Exercise instructions: Reproduce the lines of the records from the start through the line containing "axis-x-label: X: [2, 505, 10, 519]", inclusive.

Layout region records
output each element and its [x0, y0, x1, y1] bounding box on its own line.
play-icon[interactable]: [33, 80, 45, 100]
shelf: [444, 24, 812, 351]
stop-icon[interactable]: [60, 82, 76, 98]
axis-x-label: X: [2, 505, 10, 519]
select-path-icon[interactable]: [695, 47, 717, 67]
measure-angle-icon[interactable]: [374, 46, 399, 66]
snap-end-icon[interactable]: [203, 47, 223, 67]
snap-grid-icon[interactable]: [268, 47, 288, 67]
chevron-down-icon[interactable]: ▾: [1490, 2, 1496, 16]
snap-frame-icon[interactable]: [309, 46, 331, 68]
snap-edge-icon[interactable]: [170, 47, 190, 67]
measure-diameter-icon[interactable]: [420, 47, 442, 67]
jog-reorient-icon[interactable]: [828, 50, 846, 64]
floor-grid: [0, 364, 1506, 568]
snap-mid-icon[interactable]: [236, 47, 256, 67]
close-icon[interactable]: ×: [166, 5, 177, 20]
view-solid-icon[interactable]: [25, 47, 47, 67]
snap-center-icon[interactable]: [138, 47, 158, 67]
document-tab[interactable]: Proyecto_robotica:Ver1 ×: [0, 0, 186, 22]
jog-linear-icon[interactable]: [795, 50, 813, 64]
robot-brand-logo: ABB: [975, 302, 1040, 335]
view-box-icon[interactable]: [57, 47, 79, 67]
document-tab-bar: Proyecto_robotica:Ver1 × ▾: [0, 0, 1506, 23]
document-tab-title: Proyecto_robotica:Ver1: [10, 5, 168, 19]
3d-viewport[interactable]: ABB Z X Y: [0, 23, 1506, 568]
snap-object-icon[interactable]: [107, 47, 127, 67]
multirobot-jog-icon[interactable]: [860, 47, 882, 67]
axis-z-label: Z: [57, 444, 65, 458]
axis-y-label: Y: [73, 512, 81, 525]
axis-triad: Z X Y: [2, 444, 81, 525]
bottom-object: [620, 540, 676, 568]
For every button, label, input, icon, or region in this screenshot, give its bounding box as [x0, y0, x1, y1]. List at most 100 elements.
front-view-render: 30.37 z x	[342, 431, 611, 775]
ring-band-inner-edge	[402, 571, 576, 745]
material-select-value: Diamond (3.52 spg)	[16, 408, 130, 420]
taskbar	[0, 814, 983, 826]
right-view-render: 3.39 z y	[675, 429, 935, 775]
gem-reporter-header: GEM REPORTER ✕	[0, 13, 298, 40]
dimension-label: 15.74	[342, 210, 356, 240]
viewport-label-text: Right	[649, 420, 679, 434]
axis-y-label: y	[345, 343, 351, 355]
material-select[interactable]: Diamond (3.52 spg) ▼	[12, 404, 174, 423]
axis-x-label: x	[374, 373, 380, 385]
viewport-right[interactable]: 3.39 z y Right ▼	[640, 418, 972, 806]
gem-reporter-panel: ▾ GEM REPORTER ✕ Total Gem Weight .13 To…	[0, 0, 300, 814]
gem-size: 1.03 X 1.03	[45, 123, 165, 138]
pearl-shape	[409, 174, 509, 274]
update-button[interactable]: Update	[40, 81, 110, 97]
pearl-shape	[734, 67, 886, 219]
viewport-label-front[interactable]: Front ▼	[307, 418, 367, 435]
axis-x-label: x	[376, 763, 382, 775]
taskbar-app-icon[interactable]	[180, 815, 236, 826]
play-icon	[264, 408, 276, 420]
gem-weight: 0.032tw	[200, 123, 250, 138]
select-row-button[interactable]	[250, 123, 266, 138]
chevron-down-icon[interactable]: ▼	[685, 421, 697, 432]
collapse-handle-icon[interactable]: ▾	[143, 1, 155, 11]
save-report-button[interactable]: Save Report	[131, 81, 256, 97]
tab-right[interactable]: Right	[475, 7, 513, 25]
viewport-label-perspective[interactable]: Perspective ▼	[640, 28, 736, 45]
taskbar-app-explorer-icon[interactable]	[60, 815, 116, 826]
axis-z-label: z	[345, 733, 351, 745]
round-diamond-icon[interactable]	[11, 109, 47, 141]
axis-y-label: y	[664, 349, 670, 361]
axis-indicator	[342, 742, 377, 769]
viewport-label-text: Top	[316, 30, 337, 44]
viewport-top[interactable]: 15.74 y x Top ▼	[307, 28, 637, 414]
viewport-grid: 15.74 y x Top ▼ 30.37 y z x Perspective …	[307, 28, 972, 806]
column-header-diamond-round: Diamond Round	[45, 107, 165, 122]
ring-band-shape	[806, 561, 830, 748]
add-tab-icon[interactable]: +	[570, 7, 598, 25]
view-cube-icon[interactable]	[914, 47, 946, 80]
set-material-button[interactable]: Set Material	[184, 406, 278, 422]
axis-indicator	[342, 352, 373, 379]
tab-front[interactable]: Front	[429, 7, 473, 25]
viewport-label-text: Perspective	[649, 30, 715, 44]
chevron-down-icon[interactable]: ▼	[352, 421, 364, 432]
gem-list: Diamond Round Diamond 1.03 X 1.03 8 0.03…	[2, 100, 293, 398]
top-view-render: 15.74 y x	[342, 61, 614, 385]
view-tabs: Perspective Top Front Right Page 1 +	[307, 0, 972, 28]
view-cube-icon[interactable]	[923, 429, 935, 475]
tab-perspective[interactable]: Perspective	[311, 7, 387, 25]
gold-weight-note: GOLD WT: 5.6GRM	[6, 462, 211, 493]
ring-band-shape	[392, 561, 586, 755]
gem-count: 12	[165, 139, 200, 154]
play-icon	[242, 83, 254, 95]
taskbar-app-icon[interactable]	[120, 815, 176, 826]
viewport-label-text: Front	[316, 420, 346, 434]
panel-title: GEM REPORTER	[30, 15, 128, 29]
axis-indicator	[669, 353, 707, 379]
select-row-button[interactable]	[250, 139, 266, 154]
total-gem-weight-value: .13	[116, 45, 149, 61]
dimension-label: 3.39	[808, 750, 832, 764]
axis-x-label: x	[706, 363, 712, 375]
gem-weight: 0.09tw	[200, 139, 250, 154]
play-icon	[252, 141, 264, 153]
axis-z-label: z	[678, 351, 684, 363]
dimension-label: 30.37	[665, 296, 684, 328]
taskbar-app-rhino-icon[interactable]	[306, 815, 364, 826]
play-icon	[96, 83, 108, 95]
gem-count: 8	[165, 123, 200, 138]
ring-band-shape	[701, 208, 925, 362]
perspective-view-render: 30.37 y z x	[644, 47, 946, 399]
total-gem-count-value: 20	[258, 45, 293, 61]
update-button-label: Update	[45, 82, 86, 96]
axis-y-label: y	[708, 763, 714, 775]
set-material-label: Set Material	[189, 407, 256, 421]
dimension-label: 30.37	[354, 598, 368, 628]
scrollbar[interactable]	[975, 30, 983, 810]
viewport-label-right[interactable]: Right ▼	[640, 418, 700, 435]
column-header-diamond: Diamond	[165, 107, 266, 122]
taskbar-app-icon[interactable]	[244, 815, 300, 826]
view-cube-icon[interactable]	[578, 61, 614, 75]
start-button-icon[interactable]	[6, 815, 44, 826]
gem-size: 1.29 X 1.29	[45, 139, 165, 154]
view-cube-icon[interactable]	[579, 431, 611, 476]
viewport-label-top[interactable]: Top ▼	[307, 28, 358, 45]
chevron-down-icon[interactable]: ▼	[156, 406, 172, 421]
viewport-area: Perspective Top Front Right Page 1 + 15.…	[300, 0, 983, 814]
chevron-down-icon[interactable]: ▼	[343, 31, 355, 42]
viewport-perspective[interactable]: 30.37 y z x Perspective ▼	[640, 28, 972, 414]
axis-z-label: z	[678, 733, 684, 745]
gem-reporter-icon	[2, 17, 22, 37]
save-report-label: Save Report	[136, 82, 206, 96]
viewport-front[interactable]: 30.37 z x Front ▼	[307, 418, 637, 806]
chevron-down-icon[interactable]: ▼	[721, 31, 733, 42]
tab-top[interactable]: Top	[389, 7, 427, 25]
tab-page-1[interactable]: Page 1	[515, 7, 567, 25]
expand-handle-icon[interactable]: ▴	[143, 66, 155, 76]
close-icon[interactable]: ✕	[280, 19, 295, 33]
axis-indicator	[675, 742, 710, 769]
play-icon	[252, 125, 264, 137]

Exercise response:
output each element and its [x0, y0, x1, y1] bounding box on its own line.
play-icon[interactable]: [33, 80, 45, 100]
shelf: [444, 24, 812, 351]
stop-icon[interactable]: [60, 82, 76, 98]
axis-x-label: X: [2, 505, 10, 519]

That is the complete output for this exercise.